• [Opdracht]: Geef de onderstaande rijen opnieuw, maar vervang overal "error-bar" door "foutbalk". Laat al het andere ongewijzigd.

Rijen uit een lay-outdataset
== == ==

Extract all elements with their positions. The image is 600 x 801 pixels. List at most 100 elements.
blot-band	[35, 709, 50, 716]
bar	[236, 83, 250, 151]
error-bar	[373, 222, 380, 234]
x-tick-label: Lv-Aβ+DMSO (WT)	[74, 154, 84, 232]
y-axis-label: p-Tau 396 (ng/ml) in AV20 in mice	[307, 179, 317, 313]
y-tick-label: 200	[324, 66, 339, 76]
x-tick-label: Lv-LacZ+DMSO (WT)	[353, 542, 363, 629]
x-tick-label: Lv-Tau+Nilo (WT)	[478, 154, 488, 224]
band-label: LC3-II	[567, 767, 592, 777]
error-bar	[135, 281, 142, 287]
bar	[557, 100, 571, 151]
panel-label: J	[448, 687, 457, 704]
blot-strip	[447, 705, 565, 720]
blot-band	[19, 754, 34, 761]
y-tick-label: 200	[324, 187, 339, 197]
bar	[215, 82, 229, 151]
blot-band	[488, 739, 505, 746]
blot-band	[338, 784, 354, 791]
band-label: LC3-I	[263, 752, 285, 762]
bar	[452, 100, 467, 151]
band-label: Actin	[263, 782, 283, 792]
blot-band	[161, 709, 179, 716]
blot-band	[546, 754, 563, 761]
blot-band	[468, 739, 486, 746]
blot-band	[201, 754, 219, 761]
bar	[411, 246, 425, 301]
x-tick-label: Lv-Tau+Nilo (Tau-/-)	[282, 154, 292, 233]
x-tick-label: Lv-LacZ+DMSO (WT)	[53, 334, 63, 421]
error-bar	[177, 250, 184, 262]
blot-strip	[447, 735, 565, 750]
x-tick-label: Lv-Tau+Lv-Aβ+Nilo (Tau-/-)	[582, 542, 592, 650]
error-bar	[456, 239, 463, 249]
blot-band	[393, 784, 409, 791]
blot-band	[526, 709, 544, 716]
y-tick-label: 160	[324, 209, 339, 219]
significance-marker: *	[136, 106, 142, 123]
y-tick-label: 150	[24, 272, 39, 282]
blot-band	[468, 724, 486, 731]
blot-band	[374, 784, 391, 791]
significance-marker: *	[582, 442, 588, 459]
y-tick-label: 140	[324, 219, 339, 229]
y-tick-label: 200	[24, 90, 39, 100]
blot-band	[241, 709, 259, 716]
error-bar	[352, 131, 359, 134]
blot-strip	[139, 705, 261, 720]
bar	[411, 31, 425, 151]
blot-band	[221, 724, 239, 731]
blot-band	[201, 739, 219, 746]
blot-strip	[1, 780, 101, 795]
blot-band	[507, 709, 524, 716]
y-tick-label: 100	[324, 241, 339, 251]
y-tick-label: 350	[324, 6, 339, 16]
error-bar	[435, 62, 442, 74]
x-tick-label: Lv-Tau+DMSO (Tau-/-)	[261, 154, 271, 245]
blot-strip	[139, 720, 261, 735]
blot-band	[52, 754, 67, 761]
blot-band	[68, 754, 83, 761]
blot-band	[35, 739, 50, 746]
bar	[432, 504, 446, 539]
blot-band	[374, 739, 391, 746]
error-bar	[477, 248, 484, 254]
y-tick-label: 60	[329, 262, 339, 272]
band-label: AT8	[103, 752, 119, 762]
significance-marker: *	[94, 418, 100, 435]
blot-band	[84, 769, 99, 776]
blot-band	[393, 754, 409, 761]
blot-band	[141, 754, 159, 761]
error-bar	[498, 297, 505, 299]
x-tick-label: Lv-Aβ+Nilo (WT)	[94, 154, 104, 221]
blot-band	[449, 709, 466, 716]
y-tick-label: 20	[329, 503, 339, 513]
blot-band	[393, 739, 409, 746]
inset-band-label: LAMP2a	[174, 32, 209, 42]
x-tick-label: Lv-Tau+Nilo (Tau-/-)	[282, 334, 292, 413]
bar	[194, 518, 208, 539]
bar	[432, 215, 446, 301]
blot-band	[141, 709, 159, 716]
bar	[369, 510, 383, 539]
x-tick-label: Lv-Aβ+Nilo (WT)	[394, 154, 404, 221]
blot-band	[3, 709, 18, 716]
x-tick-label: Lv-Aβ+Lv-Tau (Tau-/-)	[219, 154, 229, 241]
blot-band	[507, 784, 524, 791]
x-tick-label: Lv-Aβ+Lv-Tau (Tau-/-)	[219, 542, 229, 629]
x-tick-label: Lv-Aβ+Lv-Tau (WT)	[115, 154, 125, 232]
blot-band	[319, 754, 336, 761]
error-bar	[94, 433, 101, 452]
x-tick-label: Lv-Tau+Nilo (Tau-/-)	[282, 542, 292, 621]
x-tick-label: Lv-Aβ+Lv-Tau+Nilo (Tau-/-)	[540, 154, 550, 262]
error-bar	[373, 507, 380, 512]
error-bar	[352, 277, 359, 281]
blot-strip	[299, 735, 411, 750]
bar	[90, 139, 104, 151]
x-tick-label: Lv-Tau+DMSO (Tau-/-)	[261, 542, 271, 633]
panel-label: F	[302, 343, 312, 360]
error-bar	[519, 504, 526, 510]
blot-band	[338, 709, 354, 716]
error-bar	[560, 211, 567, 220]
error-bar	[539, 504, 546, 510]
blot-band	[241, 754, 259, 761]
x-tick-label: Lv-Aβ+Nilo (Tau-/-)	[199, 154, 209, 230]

== == ==

• [Uitwerking]:
Extract all elements with their positions. The image is 600 x 801 pixels. List at most 100 elements.
blot-band	[35, 709, 50, 716]
bar	[236, 83, 250, 151]
foutbalk	[373, 222, 380, 234]
x-tick-label: Lv-Aβ+DMSO (WT)	[74, 154, 84, 232]
y-axis-label: p-Tau 396 (ng/ml) in AV20 in mice	[307, 179, 317, 313]
y-tick-label: 200	[324, 66, 339, 76]
x-tick-label: Lv-LacZ+DMSO (WT)	[353, 542, 363, 629]
x-tick-label: Lv-Tau+Nilo (WT)	[478, 154, 488, 224]
band-label: LC3-II	[567, 767, 592, 777]
foutbalk	[135, 281, 142, 287]
bar	[557, 100, 571, 151]
panel-label: J	[448, 687, 457, 704]
blot-strip	[447, 705, 565, 720]
blot-band	[19, 754, 34, 761]
y-tick-label: 200	[324, 187, 339, 197]
bar	[215, 82, 229, 151]
blot-band	[488, 739, 505, 746]
blot-band	[338, 784, 354, 791]
band-label: LC3-I	[263, 752, 285, 762]
bar	[452, 100, 467, 151]
band-label: Actin	[263, 782, 283, 792]
blot-band	[161, 709, 179, 716]
blot-band	[546, 754, 563, 761]
blot-band	[468, 739, 486, 746]
blot-band	[201, 754, 219, 761]
bar	[411, 246, 425, 301]
x-tick-label: Lv-Tau+Nilo (Tau-/-)	[282, 154, 292, 233]
x-tick-label: Lv-LacZ+DMSO (WT)	[53, 334, 63, 421]
foutbalk	[177, 250, 184, 262]
blot-strip	[447, 735, 565, 750]
x-tick-label: Lv-Tau+Lv-Aβ+Nilo (Tau-/-)	[582, 542, 592, 650]
foutbalk	[456, 239, 463, 249]
blot-band	[393, 784, 409, 791]
blot-band	[526, 709, 544, 716]
y-tick-label: 160	[324, 209, 339, 219]
significance-marker: *	[136, 106, 142, 123]
y-tick-label: 150	[24, 272, 39, 282]
blot-band	[468, 724, 486, 731]
blot-band	[374, 784, 391, 791]
significance-marker: *	[582, 442, 588, 459]
y-tick-label: 140	[324, 219, 339, 229]
y-tick-label: 200	[24, 90, 39, 100]
blot-band	[241, 709, 259, 716]
foutbalk	[352, 131, 359, 134]
blot-strip	[139, 705, 261, 720]
bar	[411, 31, 425, 151]
blot-band	[221, 724, 239, 731]
blot-band	[201, 739, 219, 746]
blot-strip	[1, 780, 101, 795]
blot-band	[507, 709, 524, 716]
y-tick-label: 100	[324, 241, 339, 251]
y-tick-label: 350	[324, 6, 339, 16]
foutbalk	[435, 62, 442, 74]
x-tick-label: Lv-Tau+DMSO (Tau-/-)	[261, 154, 271, 245]
blot-strip	[139, 720, 261, 735]
blot-band	[52, 754, 67, 761]
blot-band	[68, 754, 83, 761]
blot-band	[35, 739, 50, 746]
bar	[432, 504, 446, 539]
blot-band	[374, 739, 391, 746]
foutbalk	[477, 248, 484, 254]
y-tick-label: 60	[329, 262, 339, 272]
band-label: AT8	[103, 752, 119, 762]
significance-marker: *	[94, 418, 100, 435]
blot-band	[84, 769, 99, 776]
blot-band	[393, 754, 409, 761]
blot-band	[141, 754, 159, 761]
foutbalk	[498, 297, 505, 299]
x-tick-label: Lv-Aβ+Nilo (WT)	[94, 154, 104, 221]
blot-band	[449, 709, 466, 716]
y-tick-label: 20	[329, 503, 339, 513]
blot-band	[393, 739, 409, 746]
inset-band-label: LAMP2a	[174, 32, 209, 42]
x-tick-label: Lv-Tau+Nilo (Tau-/-)	[282, 334, 292, 413]
bar	[194, 518, 208, 539]
bar	[432, 215, 446, 301]
blot-band	[141, 709, 159, 716]
bar	[369, 510, 383, 539]
x-tick-label: Lv-Aβ+Nilo (WT)	[394, 154, 404, 221]
blot-band	[3, 709, 18, 716]
x-tick-label: Lv-Aβ+Lv-Tau (Tau-/-)	[219, 154, 229, 241]
blot-band	[507, 784, 524, 791]
x-tick-label: Lv-Aβ+Lv-Tau (Tau-/-)	[219, 542, 229, 629]
x-tick-label: Lv-Aβ+Lv-Tau (WT)	[115, 154, 125, 232]
blot-band	[319, 754, 336, 761]
foutbalk	[94, 433, 101, 452]
x-tick-label: Lv-Tau+Nilo (Tau-/-)	[282, 542, 292, 621]
x-tick-label: Lv-Aβ+Lv-Tau+Nilo (Tau-/-)	[540, 154, 550, 262]
foutbalk	[373, 507, 380, 512]
foutbalk	[352, 277, 359, 281]
blot-strip	[299, 735, 411, 750]
bar	[90, 139, 104, 151]
x-tick-label: Lv-Tau+DMSO (Tau-/-)	[261, 542, 271, 633]
panel-label: F	[302, 343, 312, 360]
foutbalk	[519, 504, 526, 510]
blot-band	[338, 709, 354, 716]
foutbalk	[560, 211, 567, 220]
foutbalk	[539, 504, 546, 510]
blot-band	[241, 754, 259, 761]
x-tick-label: Lv-Aβ+Nilo (Tau-/-)	[199, 154, 209, 230]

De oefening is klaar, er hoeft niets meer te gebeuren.